_Stored records_

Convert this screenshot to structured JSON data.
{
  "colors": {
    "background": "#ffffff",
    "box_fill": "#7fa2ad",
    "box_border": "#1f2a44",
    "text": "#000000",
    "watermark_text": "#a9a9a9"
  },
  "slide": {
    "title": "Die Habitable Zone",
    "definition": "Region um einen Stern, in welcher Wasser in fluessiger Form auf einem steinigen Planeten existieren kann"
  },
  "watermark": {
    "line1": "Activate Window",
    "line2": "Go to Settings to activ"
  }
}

_Directive_
Quote every line of the data, word for word.

_Answer to this task_
Convert this screenshot to structured JSON data.
{
  "colors": {
    "background": "#ffffff",
    "box_fill": "#7fa2ad",
    "box_border": "#1f2a44",
    "text": "#000000",
    "watermark_text": "#a9a9a9"
  },
  "slide": {
    "title": "Die Habitable Zone",
    "definition": "Region um einen Stern, in welcher Wasser in fluessiger Form auf einem steinigen Planeten existieren kann"
  },
  "watermark": {
    "line1": "Activate Window",
    "line2": "Go to Settings to activ"
  }
}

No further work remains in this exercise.